> _Written problem_
Scan the entries and tally the lines that include the string "JSON". Reply with the figure alone.

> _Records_

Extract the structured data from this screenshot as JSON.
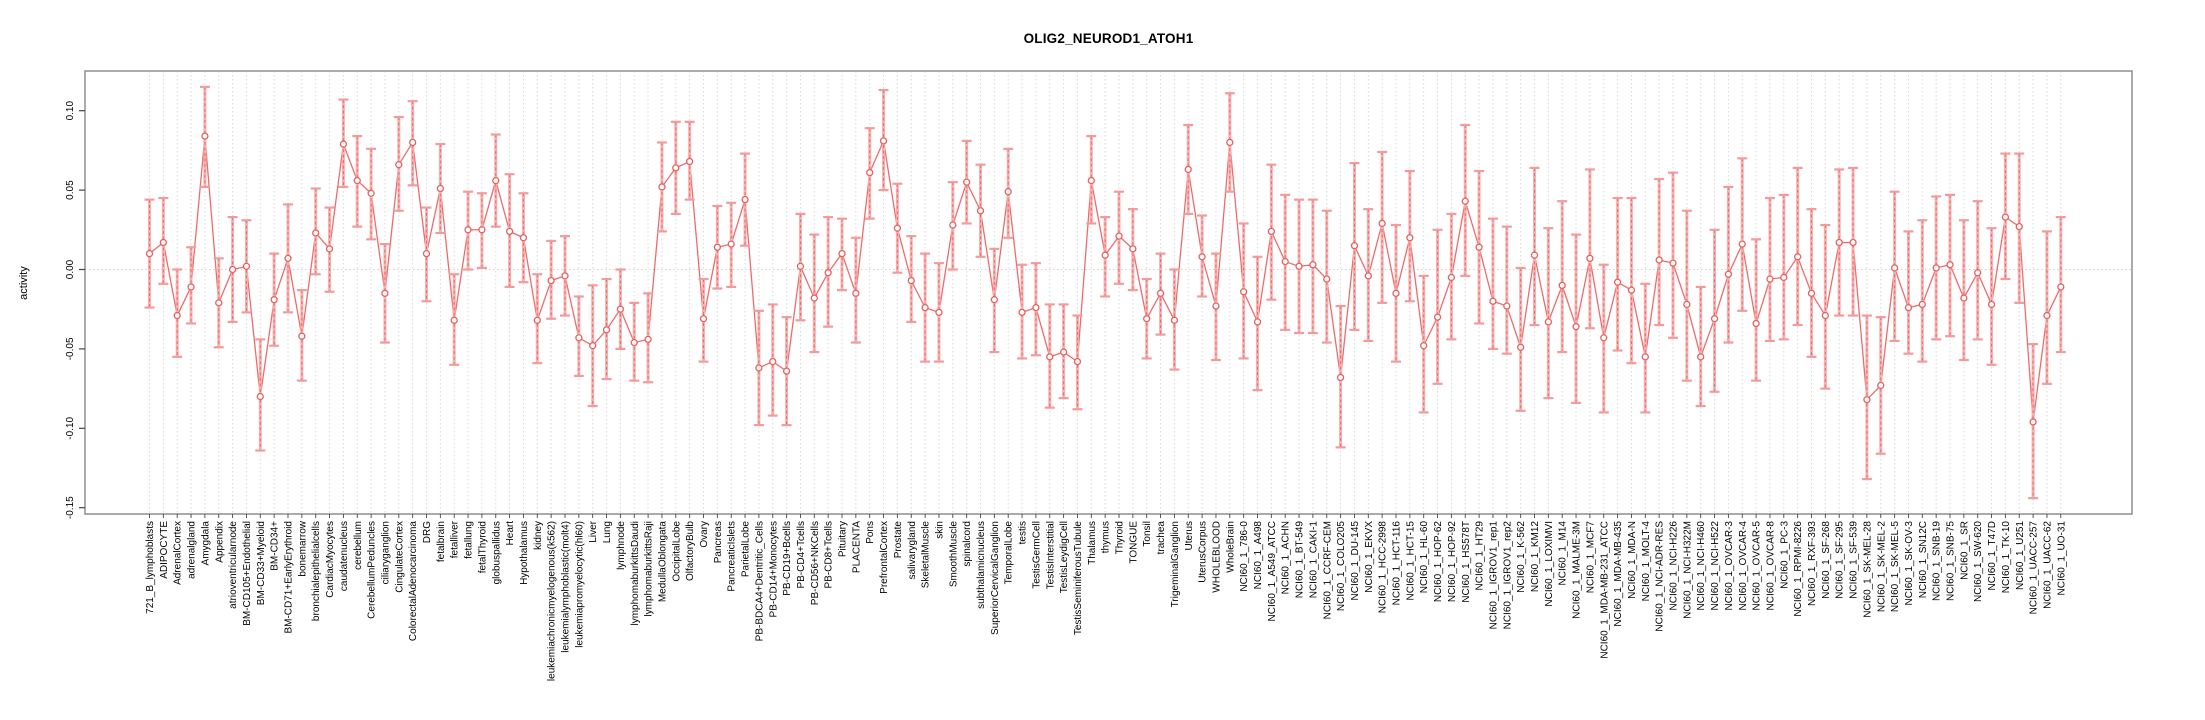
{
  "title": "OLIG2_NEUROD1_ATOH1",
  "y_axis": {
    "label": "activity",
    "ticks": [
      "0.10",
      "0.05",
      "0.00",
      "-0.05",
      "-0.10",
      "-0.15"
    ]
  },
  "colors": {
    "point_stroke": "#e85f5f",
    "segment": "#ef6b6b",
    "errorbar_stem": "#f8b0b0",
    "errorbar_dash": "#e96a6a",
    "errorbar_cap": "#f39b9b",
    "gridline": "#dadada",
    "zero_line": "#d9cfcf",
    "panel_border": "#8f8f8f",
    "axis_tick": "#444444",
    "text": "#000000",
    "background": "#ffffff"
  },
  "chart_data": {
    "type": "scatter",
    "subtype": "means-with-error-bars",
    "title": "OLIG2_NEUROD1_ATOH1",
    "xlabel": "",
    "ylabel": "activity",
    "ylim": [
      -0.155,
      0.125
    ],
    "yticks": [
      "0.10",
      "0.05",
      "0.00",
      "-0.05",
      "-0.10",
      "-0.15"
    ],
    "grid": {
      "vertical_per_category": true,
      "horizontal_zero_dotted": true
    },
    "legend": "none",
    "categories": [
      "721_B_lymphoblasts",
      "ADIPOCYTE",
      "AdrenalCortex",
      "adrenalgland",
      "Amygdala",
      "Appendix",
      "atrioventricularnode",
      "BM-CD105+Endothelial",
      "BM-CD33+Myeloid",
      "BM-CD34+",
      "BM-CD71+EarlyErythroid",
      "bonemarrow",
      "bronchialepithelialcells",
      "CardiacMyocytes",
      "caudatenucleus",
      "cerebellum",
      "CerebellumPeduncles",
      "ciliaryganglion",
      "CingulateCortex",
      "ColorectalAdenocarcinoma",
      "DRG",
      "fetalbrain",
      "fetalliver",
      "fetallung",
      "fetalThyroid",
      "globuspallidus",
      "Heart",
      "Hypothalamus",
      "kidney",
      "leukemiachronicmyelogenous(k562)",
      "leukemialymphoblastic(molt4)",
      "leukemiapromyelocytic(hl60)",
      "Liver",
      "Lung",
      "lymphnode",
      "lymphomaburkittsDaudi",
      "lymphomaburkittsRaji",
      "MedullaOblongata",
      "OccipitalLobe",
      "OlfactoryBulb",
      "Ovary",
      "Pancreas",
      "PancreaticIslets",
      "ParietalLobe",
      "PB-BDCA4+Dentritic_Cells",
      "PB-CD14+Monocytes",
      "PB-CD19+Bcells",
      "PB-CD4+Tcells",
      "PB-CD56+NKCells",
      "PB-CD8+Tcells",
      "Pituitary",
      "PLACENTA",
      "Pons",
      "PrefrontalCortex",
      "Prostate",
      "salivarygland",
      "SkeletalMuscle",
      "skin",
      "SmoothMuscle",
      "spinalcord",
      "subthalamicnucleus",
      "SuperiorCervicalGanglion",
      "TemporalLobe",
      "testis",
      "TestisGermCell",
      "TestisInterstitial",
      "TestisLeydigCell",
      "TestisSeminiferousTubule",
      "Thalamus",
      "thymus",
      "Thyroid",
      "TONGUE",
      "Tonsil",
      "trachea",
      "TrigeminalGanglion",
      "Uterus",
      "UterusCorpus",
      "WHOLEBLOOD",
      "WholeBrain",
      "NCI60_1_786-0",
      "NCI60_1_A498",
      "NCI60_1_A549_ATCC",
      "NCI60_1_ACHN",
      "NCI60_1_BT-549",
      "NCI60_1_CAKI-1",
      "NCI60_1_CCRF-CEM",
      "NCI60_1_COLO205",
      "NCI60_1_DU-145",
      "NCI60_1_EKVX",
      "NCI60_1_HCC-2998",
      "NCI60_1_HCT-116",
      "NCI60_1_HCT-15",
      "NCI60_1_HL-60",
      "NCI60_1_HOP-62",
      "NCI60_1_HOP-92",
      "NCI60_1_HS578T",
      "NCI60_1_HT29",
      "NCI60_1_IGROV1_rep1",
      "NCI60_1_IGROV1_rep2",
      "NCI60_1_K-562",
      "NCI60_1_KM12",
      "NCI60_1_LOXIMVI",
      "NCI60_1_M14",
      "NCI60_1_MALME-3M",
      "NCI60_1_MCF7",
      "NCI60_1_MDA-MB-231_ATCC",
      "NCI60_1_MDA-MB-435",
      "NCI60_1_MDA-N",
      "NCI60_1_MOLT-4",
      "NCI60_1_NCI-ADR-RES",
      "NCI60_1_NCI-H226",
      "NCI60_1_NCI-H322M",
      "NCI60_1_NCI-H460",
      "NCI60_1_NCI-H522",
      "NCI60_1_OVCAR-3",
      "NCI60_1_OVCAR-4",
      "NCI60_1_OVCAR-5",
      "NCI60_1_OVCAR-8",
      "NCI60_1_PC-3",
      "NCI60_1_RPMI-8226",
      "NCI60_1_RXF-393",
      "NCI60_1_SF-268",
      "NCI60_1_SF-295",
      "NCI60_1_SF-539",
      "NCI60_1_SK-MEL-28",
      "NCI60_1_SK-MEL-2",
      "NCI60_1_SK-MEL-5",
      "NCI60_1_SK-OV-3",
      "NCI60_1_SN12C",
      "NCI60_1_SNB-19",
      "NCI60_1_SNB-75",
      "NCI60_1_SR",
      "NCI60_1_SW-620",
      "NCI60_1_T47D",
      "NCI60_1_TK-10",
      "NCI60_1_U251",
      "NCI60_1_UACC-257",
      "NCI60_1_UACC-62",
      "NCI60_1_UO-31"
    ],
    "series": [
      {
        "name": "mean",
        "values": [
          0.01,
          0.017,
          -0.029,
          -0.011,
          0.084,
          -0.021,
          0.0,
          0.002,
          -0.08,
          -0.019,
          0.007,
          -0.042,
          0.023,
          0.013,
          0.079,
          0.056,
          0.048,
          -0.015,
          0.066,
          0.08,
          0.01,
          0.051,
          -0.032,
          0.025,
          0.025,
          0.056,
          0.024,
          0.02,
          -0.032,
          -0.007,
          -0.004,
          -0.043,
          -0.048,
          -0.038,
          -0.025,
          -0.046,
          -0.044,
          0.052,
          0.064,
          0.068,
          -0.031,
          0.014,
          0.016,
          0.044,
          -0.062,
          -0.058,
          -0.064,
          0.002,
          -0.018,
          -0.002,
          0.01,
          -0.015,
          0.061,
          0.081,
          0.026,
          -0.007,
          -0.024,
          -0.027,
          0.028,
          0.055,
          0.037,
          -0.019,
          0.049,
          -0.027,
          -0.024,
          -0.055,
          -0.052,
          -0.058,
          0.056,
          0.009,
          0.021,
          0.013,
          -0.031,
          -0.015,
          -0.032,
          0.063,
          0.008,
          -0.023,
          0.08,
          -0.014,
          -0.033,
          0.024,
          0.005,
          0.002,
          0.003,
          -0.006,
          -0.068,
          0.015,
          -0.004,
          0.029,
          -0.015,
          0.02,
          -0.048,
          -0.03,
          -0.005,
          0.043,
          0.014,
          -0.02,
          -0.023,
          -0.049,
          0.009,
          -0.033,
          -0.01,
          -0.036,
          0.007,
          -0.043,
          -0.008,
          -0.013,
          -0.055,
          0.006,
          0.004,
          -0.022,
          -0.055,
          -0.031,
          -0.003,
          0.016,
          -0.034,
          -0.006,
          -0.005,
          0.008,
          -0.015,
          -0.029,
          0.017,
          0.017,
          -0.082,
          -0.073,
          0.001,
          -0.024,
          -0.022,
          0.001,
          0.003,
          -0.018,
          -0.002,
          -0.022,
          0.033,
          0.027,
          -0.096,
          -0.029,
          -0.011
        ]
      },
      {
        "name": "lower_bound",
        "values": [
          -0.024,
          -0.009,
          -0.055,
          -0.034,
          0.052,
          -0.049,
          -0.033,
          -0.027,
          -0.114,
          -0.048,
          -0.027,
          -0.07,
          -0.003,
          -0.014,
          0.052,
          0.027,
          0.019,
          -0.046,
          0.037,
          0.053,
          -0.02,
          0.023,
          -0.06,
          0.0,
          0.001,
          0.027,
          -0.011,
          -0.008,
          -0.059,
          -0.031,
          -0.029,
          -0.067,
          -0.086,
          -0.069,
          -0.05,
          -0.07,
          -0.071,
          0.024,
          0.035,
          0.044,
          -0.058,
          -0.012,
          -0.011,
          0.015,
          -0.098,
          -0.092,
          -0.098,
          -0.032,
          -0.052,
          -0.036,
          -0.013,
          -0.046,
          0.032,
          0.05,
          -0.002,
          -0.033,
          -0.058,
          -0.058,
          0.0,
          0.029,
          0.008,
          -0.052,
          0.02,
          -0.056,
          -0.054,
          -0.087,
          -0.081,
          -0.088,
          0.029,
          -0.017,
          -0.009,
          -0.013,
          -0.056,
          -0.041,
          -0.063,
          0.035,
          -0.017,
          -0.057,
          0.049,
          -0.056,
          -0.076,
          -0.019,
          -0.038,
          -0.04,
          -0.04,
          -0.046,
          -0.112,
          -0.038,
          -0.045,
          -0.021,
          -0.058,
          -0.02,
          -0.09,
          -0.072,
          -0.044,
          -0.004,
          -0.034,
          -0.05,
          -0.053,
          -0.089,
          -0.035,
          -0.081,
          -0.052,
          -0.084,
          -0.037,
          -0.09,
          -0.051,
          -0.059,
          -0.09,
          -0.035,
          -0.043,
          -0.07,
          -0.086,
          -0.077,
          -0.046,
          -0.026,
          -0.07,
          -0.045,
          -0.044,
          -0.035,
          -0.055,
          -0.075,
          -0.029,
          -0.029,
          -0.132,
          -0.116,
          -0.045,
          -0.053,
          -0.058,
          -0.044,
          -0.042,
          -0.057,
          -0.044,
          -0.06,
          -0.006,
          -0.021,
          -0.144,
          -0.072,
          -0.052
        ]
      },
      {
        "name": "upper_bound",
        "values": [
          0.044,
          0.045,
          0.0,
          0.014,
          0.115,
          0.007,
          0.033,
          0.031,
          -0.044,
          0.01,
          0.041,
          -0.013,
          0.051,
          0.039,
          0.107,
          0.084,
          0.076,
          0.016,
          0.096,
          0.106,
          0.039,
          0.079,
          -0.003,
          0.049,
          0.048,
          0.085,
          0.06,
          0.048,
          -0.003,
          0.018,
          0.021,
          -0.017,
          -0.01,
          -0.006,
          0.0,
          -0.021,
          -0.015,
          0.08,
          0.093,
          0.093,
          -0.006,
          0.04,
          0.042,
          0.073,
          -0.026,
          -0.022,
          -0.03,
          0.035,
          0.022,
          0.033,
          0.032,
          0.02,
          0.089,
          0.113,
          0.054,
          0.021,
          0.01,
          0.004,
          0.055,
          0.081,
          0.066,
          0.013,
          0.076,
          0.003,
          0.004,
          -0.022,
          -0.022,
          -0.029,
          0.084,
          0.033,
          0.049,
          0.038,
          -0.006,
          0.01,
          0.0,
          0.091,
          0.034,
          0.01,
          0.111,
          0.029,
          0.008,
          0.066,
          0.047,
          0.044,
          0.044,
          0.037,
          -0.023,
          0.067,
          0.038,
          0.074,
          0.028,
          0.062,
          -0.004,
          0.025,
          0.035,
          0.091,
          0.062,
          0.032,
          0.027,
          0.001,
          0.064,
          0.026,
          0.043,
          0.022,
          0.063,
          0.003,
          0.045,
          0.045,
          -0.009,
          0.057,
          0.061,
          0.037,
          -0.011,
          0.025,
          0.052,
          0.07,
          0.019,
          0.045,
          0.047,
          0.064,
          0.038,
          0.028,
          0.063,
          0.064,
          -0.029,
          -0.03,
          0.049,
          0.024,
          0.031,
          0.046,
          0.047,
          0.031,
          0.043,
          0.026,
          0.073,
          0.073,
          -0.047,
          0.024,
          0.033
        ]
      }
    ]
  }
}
---
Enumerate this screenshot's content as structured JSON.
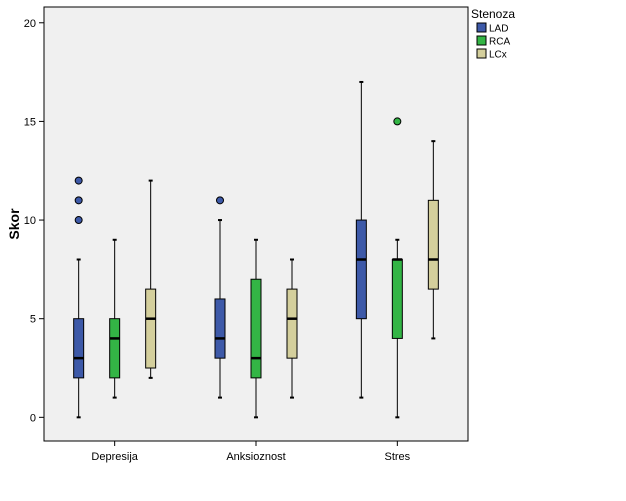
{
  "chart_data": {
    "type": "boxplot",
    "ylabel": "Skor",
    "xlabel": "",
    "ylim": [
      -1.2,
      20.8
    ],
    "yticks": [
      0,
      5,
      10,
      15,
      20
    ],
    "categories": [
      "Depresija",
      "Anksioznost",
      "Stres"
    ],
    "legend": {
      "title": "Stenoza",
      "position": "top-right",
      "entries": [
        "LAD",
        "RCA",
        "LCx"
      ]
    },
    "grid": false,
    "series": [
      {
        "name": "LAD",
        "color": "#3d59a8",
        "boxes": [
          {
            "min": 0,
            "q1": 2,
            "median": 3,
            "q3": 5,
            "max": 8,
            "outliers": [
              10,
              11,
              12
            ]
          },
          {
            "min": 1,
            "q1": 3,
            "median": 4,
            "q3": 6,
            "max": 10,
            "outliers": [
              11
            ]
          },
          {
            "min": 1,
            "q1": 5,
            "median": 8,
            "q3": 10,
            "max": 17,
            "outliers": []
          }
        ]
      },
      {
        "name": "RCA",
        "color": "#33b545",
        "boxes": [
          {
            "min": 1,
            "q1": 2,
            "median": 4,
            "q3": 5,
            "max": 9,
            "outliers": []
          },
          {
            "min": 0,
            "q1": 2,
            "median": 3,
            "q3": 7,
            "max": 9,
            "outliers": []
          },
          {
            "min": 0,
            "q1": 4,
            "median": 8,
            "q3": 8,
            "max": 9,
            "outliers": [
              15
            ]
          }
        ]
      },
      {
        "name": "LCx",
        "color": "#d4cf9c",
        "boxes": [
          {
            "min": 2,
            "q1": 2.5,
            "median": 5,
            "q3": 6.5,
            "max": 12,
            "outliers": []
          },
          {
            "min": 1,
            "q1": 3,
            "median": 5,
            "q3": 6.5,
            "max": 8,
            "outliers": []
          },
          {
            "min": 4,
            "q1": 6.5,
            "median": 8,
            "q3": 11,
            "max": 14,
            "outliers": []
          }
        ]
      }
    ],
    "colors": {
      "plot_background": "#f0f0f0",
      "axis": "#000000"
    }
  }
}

> _Solution for this problem_
2